## AIM
Output all the data exactly. Pictures do not belong in the copy.

## PROVIDED RECORDS
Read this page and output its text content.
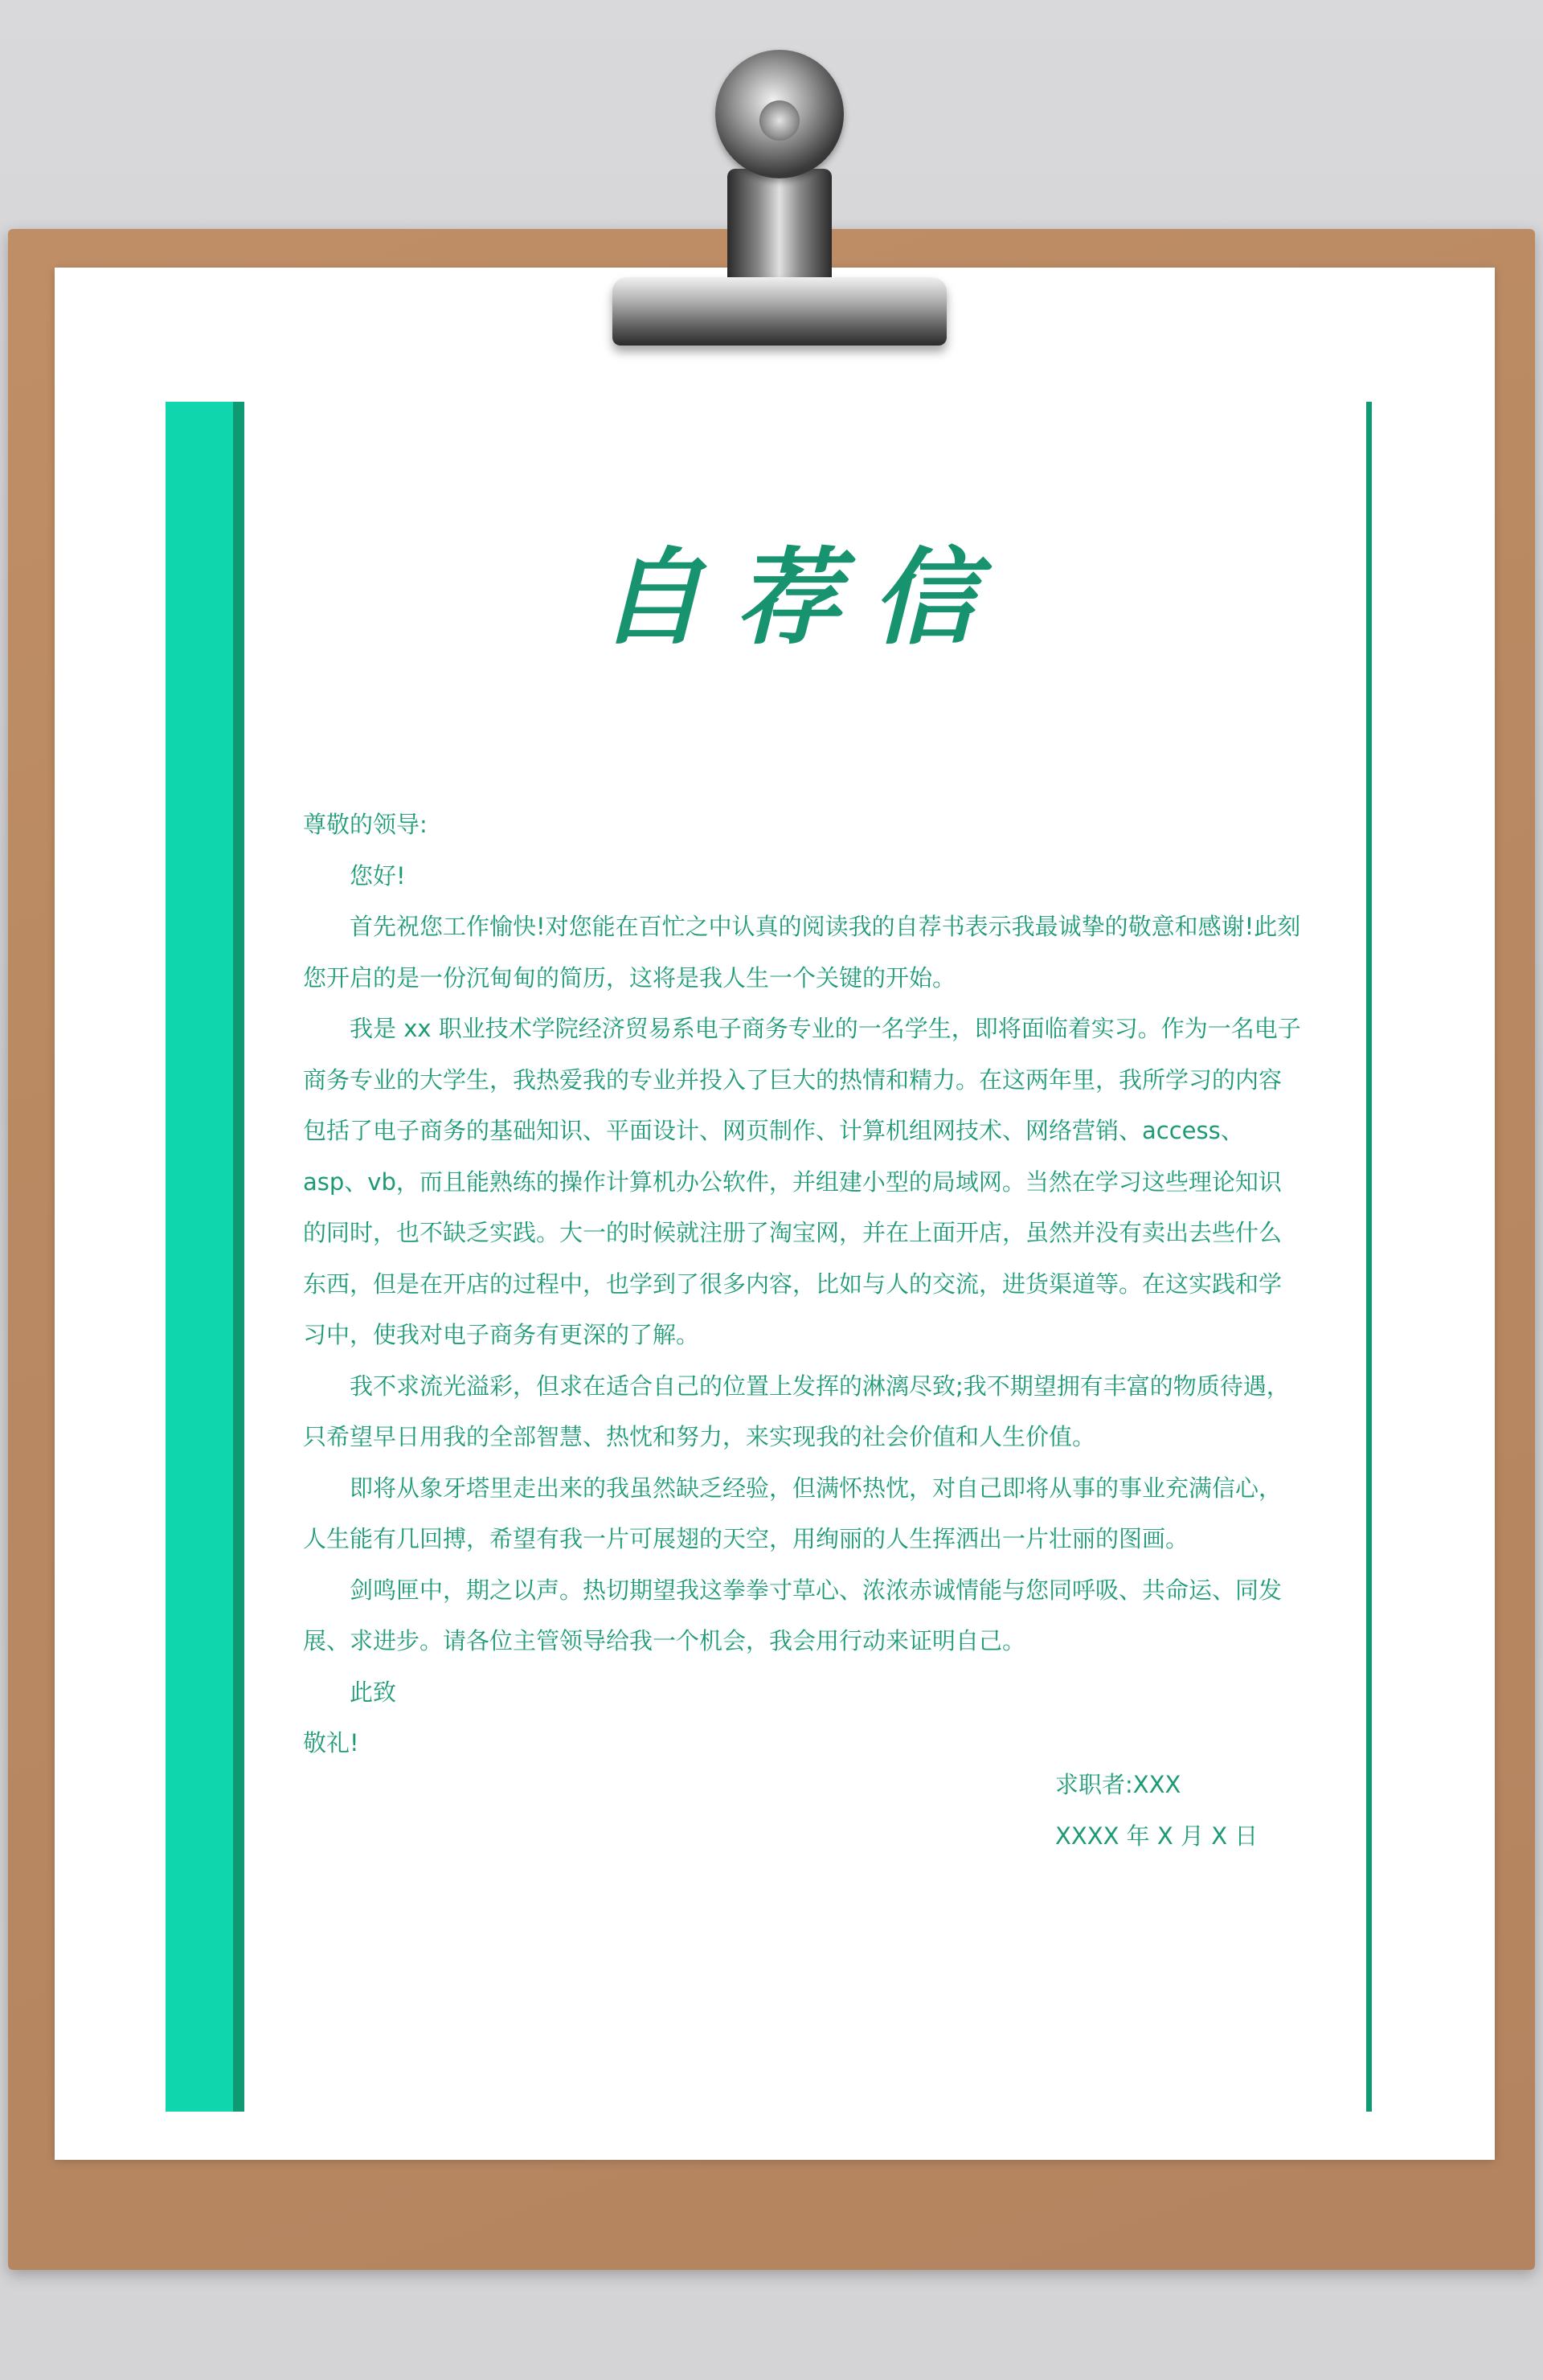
自荐信

尊敬的领导:

您好!

首先祝您工作愉快!对您能在百忙之中认真的阅读我的自荐书表示我最诚挚的敬意和感谢!此刻您开启的是一份沉甸甸的简历，这将是我人生一个关键的开始。

我是 xx 职业技术学院经济贸易系电子商务专业的一名学生，即将面临着实习。作为一名电子商务专业的大学生，我热爱我的专业并投入了巨大的热情和精力。在这两年里，我所学习的内容包括了电子商务的基础知识、平面设计、网页制作、计算机组网技术、网络营销、access、asp、vb，而且能熟练的操作计算机办公软件，并组建小型的局域网。当然在学习这些理论知识的同时，也不缺乏实践。大一的时候就注册了淘宝网，并在上面开店，虽然并没有卖出去些什么东西，但是在开店的过程中，也学到了很多内容，比如与人的交流，进货渠道等。在这实践和学习中，使我对电子商务有更深的了解。

我不求流光溢彩，但求在适合自己的位置上发挥的淋漓尽致;我不期望拥有丰富的物质待遇，只希望早日用我的全部智慧、热忱和努力，来实现我的社会价值和人生价值。

即将从象牙塔里走出来的我虽然缺乏经验，但满怀热忱，对自己即将从事的事业充满信心，人生能有几回搏，希望有我一片可展翅的天空，用绚丽的人生挥洒出一片壮丽的图画。

剑鸣匣中，期之以声。热切期望我这拳拳寸草心、浓浓赤诚情能与您同呼吸、共命运、同发展、求进步。请各位主管领导给我一个机会，我会用行动来证明自己。

此致

敬礼!

求职者:XXX

XXXX 年 X 月 X 日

## WRITTEN SOLUTION
Read this page and output its text content.
自荐信

尊敬的领导:

您好!

首先祝您工作愉快!对您能在百忙之中认真的阅读我的自荐书表示我最诚挚的敬意和感谢!此刻您开启的是一份沉甸甸的简历，这将是我人生一个关键的开始。

我是 xx 职业技术学院经济贸易系电子商务专业的一名学生，即将面临着实习。作为一名电子商务专业的大学生，我热爱我的专业并投入了巨大的热情和精力。在这两年里，我所学习的内容包括了电子商务的基础知识、平面设计、网页制作、计算机组网技术、网络营销、access、asp、vb，而且能熟练的操作计算机办公软件，并组建小型的局域网。当然在学习这些理论知识的同时，也不缺乏实践。大一的时候就注册了淘宝网，并在上面开店，虽然并没有卖出去些什么东西，但是在开店的过程中，也学到了很多内容，比如与人的交流，进货渠道等。在这实践和学习中，使我对电子商务有更深的了解。

我不求流光溢彩，但求在适合自己的位置上发挥的淋漓尽致;我不期望拥有丰富的物质待遇，只希望早日用我的全部智慧、热忱和努力，来实现我的社会价值和人生价值。

即将从象牙塔里走出来的我虽然缺乏经验，但满怀热忱，对自己即将从事的事业充满信心，人生能有几回搏，希望有我一片可展翅的天空，用绚丽的人生挥洒出一片壮丽的图画。

剑鸣匣中，期之以声。热切期望我这拳拳寸草心、浓浓赤诚情能与您同呼吸、共命运、同发展、求进步。请各位主管领导给我一个机会，我会用行动来证明自己。

此致

敬礼!

求职者:XXX

XXXX 年 X 月 X 日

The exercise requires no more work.